▶ Aim: Copy every record below exactly.

▶ Material provided:
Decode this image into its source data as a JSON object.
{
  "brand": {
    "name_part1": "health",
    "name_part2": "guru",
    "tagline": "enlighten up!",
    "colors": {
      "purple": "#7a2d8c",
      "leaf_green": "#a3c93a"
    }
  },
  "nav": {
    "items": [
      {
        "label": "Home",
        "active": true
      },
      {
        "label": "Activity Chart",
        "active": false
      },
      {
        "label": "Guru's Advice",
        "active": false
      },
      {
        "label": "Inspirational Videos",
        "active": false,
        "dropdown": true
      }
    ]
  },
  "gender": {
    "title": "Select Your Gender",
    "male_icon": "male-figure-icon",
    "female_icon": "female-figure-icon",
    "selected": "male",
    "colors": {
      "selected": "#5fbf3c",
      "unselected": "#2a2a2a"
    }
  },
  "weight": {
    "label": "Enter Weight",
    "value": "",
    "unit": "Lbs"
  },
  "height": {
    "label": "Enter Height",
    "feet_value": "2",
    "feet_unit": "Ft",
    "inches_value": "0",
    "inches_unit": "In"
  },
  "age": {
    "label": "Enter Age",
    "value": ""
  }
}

▶ Task output:
Decode this image into its source data as a JSON object.
{
  "brand": {
    "name_part1": "health",
    "name_part2": "guru",
    "tagline": "enlighten up!",
    "colors": {
      "purple": "#7a2d8c",
      "leaf_green": "#a3c93a"
    }
  },
  "nav": {
    "items": [
      {
        "label": "Home",
        "active": true
      },
      {
        "label": "Activity Chart",
        "active": false
      },
      {
        "label": "Guru's Advice",
        "active": false
      },
      {
        "label": "Inspirational Videos",
        "active": false,
        "dropdown": true
      }
    ]
  },
  "gender": {
    "title": "Select Your Gender",
    "male_icon": "male-figure-icon",
    "female_icon": "female-figure-icon",
    "selected": "male",
    "colors": {
      "selected": "#5fbf3c",
      "unselected": "#2a2a2a"
    }
  },
  "weight": {
    "label": "Enter Weight",
    "value": "",
    "unit": "Lbs"
  },
  "height": {
    "label": "Enter Height",
    "feet_value": "2",
    "feet_unit": "Ft",
    "inches_value": "0",
    "inches_unit": "In"
  },
  "age": {
    "label": "Enter Age",
    "value": ""
  }
}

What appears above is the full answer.